• TASK:
Search the material below for the word "this" and copy every line in which it occurs.
____________
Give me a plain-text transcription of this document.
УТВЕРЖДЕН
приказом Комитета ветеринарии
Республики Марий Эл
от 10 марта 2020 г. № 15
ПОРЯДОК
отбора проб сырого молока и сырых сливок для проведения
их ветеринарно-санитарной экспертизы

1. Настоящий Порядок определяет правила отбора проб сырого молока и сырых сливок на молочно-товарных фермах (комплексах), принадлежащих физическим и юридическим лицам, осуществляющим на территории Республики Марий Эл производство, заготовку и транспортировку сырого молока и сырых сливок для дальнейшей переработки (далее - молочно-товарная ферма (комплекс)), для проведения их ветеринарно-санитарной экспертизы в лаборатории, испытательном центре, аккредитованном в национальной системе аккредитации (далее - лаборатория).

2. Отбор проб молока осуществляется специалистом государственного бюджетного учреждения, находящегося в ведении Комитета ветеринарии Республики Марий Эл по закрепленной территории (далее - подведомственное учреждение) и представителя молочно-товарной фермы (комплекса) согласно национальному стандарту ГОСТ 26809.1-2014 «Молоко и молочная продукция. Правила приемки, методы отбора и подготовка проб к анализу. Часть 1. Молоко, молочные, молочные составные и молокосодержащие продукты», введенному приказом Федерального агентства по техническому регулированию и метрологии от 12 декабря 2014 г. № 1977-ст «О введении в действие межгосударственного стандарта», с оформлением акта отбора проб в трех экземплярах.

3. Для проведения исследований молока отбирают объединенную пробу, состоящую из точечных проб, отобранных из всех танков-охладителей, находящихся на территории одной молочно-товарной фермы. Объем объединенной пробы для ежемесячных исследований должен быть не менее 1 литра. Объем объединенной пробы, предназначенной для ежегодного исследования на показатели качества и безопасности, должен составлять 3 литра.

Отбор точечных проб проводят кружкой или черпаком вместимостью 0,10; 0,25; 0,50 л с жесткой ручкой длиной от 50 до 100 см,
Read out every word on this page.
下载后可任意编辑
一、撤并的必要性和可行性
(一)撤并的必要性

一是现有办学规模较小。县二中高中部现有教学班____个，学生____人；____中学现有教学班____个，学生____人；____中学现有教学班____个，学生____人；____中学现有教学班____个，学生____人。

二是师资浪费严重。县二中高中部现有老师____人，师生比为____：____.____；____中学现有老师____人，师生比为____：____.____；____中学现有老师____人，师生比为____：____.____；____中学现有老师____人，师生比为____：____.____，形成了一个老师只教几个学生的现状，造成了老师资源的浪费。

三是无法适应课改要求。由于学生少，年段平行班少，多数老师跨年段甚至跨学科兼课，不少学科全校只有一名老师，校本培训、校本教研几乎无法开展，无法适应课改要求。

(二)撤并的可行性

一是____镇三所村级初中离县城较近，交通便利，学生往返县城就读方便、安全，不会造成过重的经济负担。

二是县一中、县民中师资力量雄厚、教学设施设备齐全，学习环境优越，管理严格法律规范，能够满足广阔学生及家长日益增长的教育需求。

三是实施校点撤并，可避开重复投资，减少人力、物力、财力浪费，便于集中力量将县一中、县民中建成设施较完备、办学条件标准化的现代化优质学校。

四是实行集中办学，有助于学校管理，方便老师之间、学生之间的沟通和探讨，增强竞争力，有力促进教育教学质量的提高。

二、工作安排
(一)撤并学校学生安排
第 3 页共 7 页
____________
• FULL SOLUTION:
Give me a plain-text transcription of this document.
Read out every word on this page.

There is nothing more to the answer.